Given problem
Extract every line from the records below that contains the word "There".

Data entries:
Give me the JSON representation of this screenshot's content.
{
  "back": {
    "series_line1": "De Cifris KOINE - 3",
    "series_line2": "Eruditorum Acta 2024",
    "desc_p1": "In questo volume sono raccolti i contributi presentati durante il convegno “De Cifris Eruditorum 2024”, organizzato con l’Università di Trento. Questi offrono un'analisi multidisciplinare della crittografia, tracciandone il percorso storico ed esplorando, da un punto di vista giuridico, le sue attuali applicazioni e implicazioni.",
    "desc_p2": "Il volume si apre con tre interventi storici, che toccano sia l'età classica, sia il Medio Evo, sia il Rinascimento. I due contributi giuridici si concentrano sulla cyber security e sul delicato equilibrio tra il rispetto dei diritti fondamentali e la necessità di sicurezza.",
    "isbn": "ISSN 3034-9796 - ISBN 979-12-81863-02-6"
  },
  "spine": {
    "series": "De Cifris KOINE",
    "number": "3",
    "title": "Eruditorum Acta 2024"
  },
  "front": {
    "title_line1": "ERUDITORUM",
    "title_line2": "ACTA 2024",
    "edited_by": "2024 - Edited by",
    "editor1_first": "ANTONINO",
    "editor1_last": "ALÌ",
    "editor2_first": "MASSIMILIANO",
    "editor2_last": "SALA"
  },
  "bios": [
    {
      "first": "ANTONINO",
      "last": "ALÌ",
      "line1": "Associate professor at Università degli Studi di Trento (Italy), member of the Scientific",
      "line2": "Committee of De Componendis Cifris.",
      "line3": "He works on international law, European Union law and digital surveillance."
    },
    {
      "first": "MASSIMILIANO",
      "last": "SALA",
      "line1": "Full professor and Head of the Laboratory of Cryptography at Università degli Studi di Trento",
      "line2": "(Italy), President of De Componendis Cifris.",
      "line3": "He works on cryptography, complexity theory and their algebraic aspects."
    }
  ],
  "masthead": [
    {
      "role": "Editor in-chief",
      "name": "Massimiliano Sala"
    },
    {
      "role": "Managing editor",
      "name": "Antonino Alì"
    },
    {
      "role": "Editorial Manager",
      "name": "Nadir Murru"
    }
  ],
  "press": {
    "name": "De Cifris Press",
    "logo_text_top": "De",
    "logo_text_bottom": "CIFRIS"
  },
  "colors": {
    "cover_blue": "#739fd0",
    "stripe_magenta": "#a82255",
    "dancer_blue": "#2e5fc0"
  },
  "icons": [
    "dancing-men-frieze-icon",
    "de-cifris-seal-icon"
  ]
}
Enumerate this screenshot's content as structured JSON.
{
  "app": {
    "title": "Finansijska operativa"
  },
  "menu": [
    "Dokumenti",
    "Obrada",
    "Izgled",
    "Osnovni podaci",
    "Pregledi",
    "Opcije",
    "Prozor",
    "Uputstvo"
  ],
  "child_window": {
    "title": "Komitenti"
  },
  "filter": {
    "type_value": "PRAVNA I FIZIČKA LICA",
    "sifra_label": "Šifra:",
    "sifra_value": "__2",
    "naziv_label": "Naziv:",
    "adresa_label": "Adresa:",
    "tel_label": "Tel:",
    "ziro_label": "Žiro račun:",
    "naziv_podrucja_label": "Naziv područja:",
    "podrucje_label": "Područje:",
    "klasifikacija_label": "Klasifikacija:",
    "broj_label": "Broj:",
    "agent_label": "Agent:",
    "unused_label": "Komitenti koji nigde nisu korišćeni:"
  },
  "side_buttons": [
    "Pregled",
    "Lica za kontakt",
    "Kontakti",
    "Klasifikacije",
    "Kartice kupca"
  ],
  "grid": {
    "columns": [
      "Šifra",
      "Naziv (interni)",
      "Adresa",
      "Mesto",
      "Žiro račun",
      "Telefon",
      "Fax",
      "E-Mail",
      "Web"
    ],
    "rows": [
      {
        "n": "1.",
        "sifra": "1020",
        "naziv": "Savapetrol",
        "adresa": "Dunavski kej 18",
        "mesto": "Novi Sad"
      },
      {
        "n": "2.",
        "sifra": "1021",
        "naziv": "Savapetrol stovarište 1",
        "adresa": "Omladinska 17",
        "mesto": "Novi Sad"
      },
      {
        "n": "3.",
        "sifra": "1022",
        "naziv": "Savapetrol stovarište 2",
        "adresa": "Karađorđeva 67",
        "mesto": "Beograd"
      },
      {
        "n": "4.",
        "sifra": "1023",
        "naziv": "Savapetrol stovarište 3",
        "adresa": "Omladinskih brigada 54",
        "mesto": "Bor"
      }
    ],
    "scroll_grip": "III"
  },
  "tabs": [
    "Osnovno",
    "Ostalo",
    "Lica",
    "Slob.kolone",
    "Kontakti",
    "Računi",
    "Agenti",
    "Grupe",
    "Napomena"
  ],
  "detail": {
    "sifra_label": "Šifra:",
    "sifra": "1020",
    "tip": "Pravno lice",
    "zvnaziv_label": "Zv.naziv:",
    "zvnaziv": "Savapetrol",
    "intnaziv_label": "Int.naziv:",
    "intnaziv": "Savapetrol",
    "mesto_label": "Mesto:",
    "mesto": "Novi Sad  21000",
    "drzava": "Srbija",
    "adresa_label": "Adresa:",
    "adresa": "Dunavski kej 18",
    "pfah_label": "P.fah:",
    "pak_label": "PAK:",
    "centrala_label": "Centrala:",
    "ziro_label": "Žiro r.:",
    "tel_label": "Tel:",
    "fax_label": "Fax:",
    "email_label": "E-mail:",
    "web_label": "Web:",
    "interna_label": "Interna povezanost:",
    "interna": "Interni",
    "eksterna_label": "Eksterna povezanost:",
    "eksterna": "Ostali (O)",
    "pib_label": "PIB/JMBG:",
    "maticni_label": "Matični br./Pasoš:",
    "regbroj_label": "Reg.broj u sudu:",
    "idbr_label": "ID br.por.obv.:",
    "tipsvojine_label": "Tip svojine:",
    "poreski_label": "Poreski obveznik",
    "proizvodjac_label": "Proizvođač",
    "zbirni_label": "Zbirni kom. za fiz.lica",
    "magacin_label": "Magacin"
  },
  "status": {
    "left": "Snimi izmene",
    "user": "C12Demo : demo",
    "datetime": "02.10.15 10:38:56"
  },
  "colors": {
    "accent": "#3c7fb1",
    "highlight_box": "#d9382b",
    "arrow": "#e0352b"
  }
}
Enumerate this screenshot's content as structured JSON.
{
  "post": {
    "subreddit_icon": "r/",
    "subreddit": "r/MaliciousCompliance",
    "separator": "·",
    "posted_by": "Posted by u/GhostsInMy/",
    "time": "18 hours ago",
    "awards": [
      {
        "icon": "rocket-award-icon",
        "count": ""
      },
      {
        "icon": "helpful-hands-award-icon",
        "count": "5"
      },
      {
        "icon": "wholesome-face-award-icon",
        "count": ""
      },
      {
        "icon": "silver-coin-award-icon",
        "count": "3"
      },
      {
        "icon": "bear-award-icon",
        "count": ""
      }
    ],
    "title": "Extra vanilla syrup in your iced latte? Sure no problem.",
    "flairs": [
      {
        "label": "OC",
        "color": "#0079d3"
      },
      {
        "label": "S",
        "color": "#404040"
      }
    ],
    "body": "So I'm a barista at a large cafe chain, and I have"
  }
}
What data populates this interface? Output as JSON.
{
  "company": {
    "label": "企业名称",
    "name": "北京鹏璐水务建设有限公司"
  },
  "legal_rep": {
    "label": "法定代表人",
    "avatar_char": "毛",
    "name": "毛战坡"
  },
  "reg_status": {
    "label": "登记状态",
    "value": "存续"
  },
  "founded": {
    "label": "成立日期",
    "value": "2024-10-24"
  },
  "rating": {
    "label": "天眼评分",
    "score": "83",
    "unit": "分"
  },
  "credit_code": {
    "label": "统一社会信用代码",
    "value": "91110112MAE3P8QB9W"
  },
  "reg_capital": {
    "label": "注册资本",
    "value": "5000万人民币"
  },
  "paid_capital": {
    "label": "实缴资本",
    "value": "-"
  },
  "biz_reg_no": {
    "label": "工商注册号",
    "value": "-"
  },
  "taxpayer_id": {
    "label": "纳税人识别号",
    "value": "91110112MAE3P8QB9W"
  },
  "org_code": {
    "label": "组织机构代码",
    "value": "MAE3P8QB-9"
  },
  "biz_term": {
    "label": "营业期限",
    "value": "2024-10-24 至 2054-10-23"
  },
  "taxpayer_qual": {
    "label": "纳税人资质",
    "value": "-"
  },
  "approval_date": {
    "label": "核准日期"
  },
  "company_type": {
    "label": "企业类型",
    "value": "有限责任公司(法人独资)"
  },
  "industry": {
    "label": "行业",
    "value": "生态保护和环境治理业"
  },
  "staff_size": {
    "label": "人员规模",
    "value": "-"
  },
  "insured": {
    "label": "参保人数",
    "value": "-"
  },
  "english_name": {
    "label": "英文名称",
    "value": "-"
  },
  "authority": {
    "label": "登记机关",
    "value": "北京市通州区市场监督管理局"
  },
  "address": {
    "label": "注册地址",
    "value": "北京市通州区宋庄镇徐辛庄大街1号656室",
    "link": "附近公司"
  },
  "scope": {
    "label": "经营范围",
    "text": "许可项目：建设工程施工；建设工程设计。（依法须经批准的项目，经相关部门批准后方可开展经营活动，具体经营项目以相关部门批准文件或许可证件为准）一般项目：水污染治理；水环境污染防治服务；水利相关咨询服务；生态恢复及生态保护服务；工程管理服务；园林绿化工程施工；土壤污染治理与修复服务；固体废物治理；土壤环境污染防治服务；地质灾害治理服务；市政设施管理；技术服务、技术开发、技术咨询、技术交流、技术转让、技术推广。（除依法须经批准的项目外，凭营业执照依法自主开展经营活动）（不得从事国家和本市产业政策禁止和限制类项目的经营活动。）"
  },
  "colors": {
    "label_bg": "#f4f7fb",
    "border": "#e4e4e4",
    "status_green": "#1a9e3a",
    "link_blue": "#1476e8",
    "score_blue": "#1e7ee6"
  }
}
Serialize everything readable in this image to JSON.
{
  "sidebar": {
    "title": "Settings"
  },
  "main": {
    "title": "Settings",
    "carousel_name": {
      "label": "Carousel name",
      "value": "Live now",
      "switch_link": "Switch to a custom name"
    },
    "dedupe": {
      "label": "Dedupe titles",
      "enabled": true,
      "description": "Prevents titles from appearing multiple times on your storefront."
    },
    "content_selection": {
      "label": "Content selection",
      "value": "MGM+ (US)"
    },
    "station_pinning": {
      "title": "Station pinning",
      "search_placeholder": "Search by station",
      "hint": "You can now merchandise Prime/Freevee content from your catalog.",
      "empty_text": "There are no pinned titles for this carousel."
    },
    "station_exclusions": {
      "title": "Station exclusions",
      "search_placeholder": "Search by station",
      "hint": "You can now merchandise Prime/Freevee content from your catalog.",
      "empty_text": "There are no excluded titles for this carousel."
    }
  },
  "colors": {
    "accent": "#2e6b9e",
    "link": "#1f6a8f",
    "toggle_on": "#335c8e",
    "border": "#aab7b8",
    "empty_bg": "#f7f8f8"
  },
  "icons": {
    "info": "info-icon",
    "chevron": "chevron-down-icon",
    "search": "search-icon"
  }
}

Full response
      "empty_text": "There are no pinned titles for this carousel."
      "empty_text": "There are no excluded titles for this carousel."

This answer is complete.